** start RAW RECORDS **

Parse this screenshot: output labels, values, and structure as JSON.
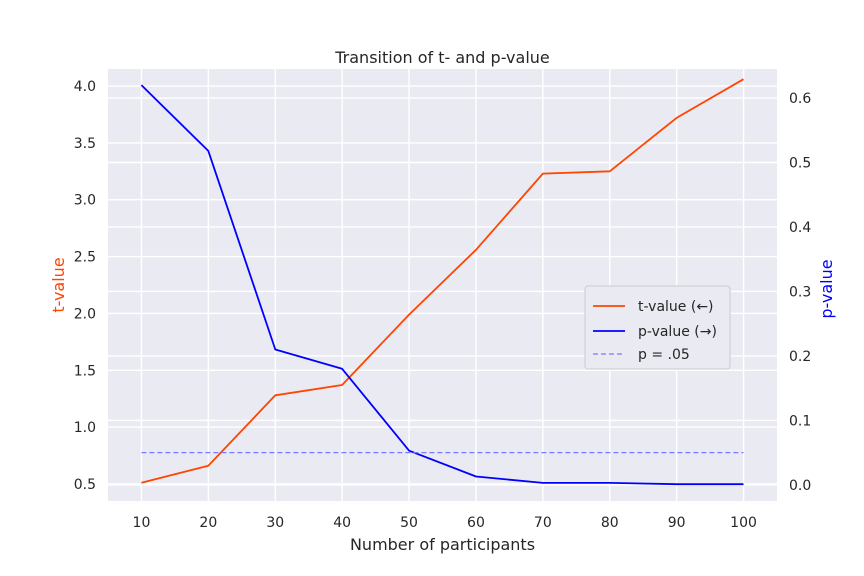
{
  "chart_data": {
    "type": "line",
    "title": "Transition of t- and p-value",
    "xlabel": "Number of participants",
    "ylabel_left": "t-value",
    "ylabel_right": "p-value",
    "x": [
      10,
      20,
      30,
      40,
      50,
      60,
      70,
      80,
      90,
      100
    ],
    "xticks": [
      "10",
      "20",
      "30",
      "40",
      "50",
      "60",
      "70",
      "80",
      "90",
      "100"
    ],
    "xlim": [
      5,
      105
    ],
    "ylim_left": [
      0.35,
      4.15
    ],
    "yticks_left": [
      "0.5",
      "1.0",
      "1.5",
      "2.0",
      "2.5",
      "3.0",
      "3.5",
      "4.0"
    ],
    "ylim_right": [
      -0.025,
      0.645
    ],
    "yticks_right": [
      "0.0",
      "0.1",
      "0.2",
      "0.3",
      "0.4",
      "0.5",
      "0.6"
    ],
    "grid": true,
    "legend_position": "center-right",
    "series": [
      {
        "name": "t-value (←)",
        "axis": "left",
        "color": "#ff4500",
        "style": "solid",
        "values": [
          0.51,
          0.66,
          1.28,
          1.37,
          1.99,
          2.56,
          3.23,
          3.25,
          3.72,
          4.06
        ]
      },
      {
        "name": "p-value (→)",
        "axis": "right",
        "color": "#0000ff",
        "style": "solid",
        "values": [
          0.62,
          0.518,
          0.21,
          0.18,
          0.053,
          0.013,
          0.003,
          0.003,
          0.001,
          0.001
        ]
      },
      {
        "name": "p = .05",
        "axis": "right",
        "color": "#7b7bff",
        "style": "dashed",
        "values": [
          0.05,
          0.05,
          0.05,
          0.05,
          0.05,
          0.05,
          0.05,
          0.05,
          0.05,
          0.05
        ]
      }
    ]
  }
}
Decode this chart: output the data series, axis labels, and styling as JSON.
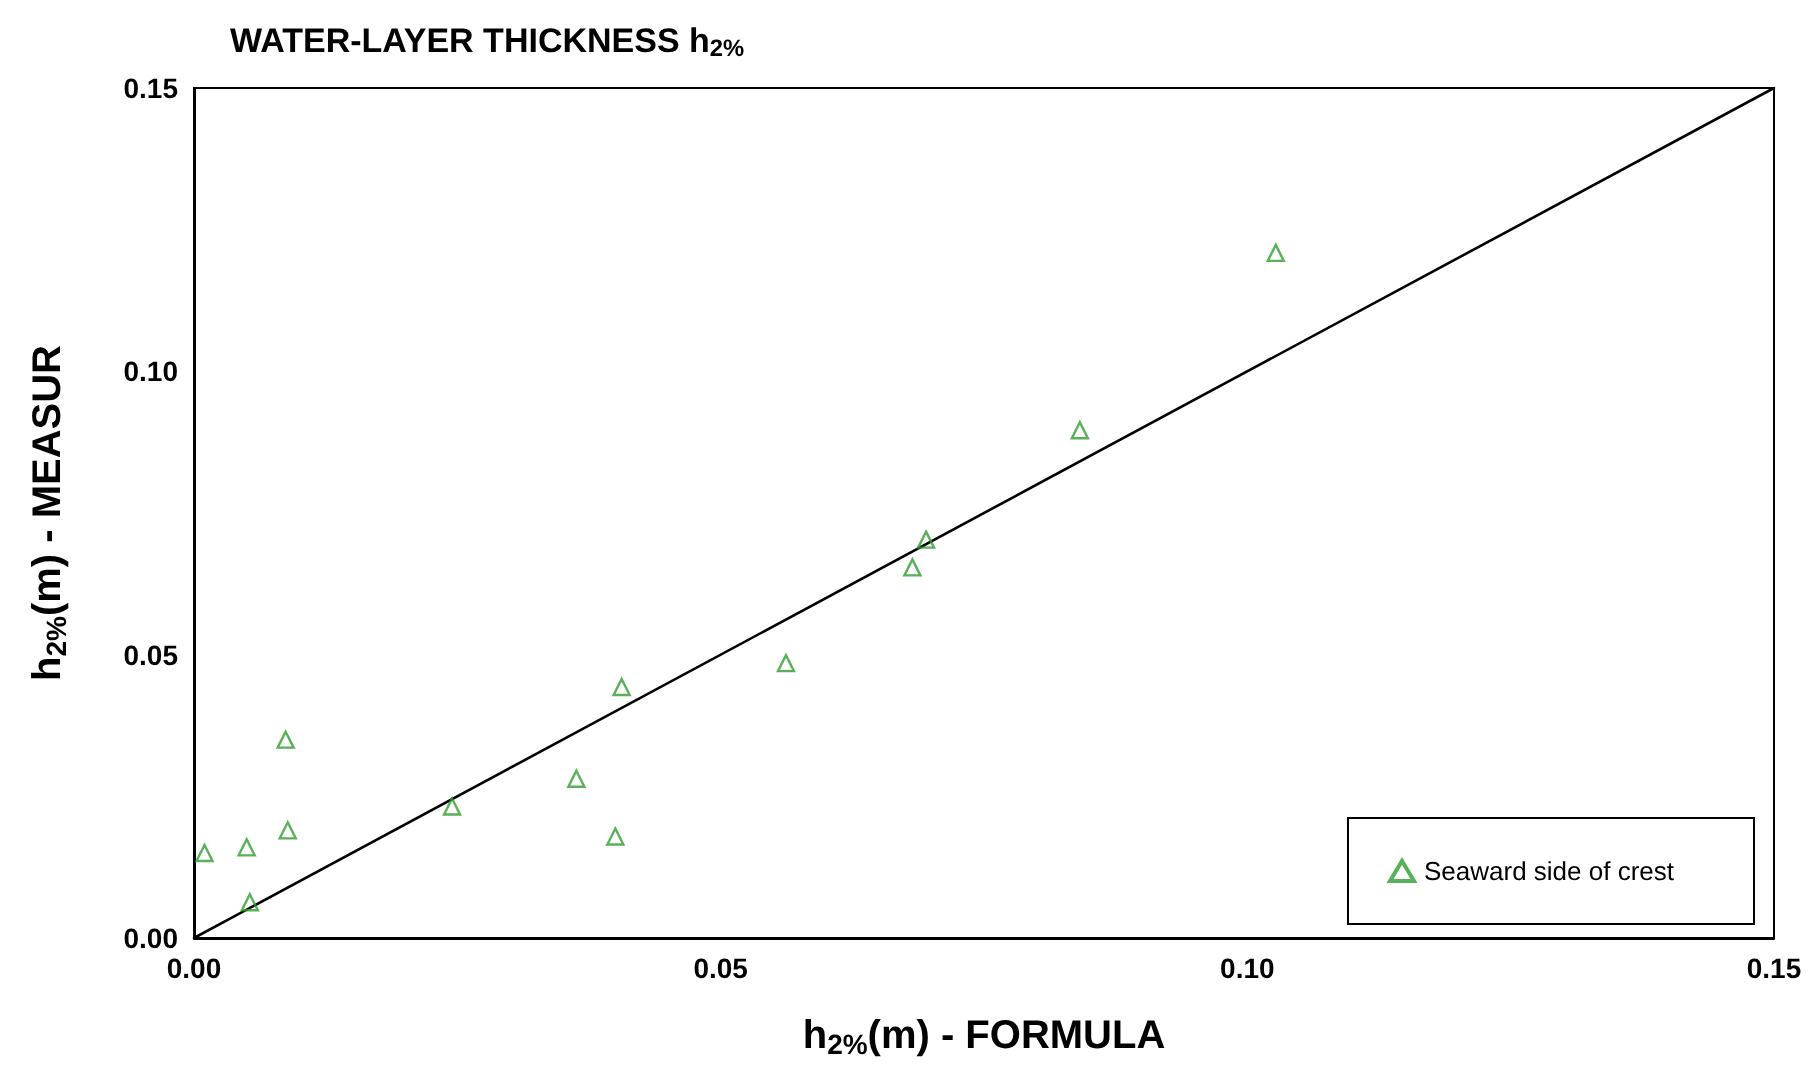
{
  "chart_data": {
    "type": "scatter",
    "title": "WATER-LAYER THICKNESS h$_{2%}$",
    "xlabel": "h$_{2%}$(m) - FORMULA",
    "ylabel": "h$_{2%}$(m) - MEASUR",
    "xlim": [
      0,
      0.15
    ],
    "ylim": [
      0,
      0.15
    ],
    "xticks": [
      {
        "value": 0,
        "label": "0.00"
      },
      {
        "value": 0.05,
        "label": "0.05"
      },
      {
        "value": 0.1,
        "label": "0.10"
      },
      {
        "value": 0.15,
        "label": "0.15"
      }
    ],
    "yticks": [
      {
        "value": 0,
        "label": "0.00"
      },
      {
        "value": 0.05,
        "label": "0.05"
      },
      {
        "value": 0.1,
        "label": "0.10"
      },
      {
        "value": 0.15,
        "label": "0.15"
      }
    ],
    "grid": false,
    "legend": "bottom right",
    "marker": "triangle",
    "series": [
      {
        "name": "Seaward side of crest",
        "color": "#2e9e2e",
        "x": [
          0.001,
          0.005,
          0.0053,
          0.0087,
          0.0089,
          0.0245,
          0.0363,
          0.04,
          0.0406,
          0.0562,
          0.0682,
          0.0695,
          0.0841,
          0.1027
        ],
        "values": [
          0.015,
          0.016,
          0.0063,
          0.035,
          0.019,
          0.0232,
          0.0281,
          0.0179,
          0.0443,
          0.0485,
          0.0654,
          0.0703,
          0.0896,
          0.1209
        ]
      },
      {
        "type": "line",
        "color": "#000000",
        "x": [
          0,
          0.15
        ],
        "values": [
          0,
          0.15
        ],
        "marker": "none",
        "line_style": "solid"
      }
    ]
  }
}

** end RAW RECORDS **

Without the pictures, write out all of the material exactly.

Parse this screenshot: output labels, values, and structure as JSON.
{
  "chart_data": {
    "type": "line",
    "title": "Transition of t- and p-value",
    "xlabel": "Number of participants",
    "ylabel_left": "t-value",
    "ylabel_right": "p-value",
    "x": [
      10,
      20,
      30,
      40,
      50,
      60,
      70,
      80,
      90,
      100
    ],
    "xticks": [
      "10",
      "20",
      "30",
      "40",
      "50",
      "60",
      "70",
      "80",
      "90",
      "100"
    ],
    "xlim": [
      5,
      105
    ],
    "ylim_left": [
      0.35,
      4.15
    ],
    "yticks_left": [
      "0.5",
      "1.0",
      "1.5",
      "2.0",
      "2.5",
      "3.0",
      "3.5",
      "4.0"
    ],
    "ylim_right": [
      -0.025,
      0.645
    ],
    "yticks_right": [
      "0.0",
      "0.1",
      "0.2",
      "0.3",
      "0.4",
      "0.5",
      "0.6"
    ],
    "grid": true,
    "legend_position": "center-right",
    "series": [
      {
        "name": "t-value (←)",
        "axis": "left",
        "color": "#ff4500",
        "style": "solid",
        "values": [
          0.51,
          0.66,
          1.28,
          1.37,
          1.99,
          2.56,
          3.23,
          3.25,
          3.72,
          4.06
        ]
      },
      {
        "name": "p-value (→)",
        "axis": "right",
        "color": "#0000ff",
        "style": "solid",
        "values": [
          0.62,
          0.518,
          0.21,
          0.18,
          0.053,
          0.013,
          0.003,
          0.003,
          0.001,
          0.001
        ]
      },
      {
        "name": "p = .05",
        "axis": "right",
        "color": "#7b7bff",
        "style": "dashed",
        "values": [
          0.05,
          0.05,
          0.05,
          0.05,
          0.05,
          0.05,
          0.05,
          0.05,
          0.05,
          0.05
        ]
      }
    ]
  }
}
Decode this chart: output the data series, axis labels, and styling as JSON.
{
  "chart_data": {
    "type": "scatter",
    "title": "WATER-LAYER THICKNESS h$_{2%}$",
    "xlabel": "h$_{2%}$(m) - FORMULA",
    "ylabel": "h$_{2%}$(m) - MEASUR",
    "xlim": [
      0,
      0.15
    ],
    "ylim": [
      0,
      0.15
    ],
    "xticks": [
      {
        "value": 0,
        "label": "0.00"
      },
      {
        "value": 0.05,
        "label": "0.05"
      },
      {
        "value": 0.1,
        "label": "0.10"
      },
      {
        "value": 0.15,
        "label": "0.15"
      }
    ],
    "yticks": [
      {
        "value": 0,
        "label": "0.00"
      },
      {
        "value": 0.05,
        "label": "0.05"
      },
      {
        "value": 0.1,
        "label": "0.10"
      },
      {
        "value": 0.15,
        "label": "0.15"
      }
    ],
    "grid": false,
    "legend": "bottom right",
    "marker": "triangle",
    "series": [
      {
        "name": "Seaward side of crest",
        "color": "#2e9e2e",
        "x": [
          0.001,
          0.005,
          0.0053,
          0.0087,
          0.0089,
          0.0245,
          0.0363,
          0.04,
          0.0406,
          0.0562,
          0.0682,
          0.0695,
          0.0841,
          0.1027
        ],
        "values": [
          0.015,
          0.016,
          0.0063,
          0.035,
          0.019,
          0.0232,
          0.0281,
          0.0179,
          0.0443,
          0.0485,
          0.0654,
          0.0703,
          0.0896,
          0.1209
        ]
      },
      {
        "type": "line",
        "color": "#000000",
        "x": [
          0,
          0.15
        ],
        "values": [
          0,
          0.15
        ],
        "marker": "none",
        "line_style": "solid"
      }
    ]
  }
}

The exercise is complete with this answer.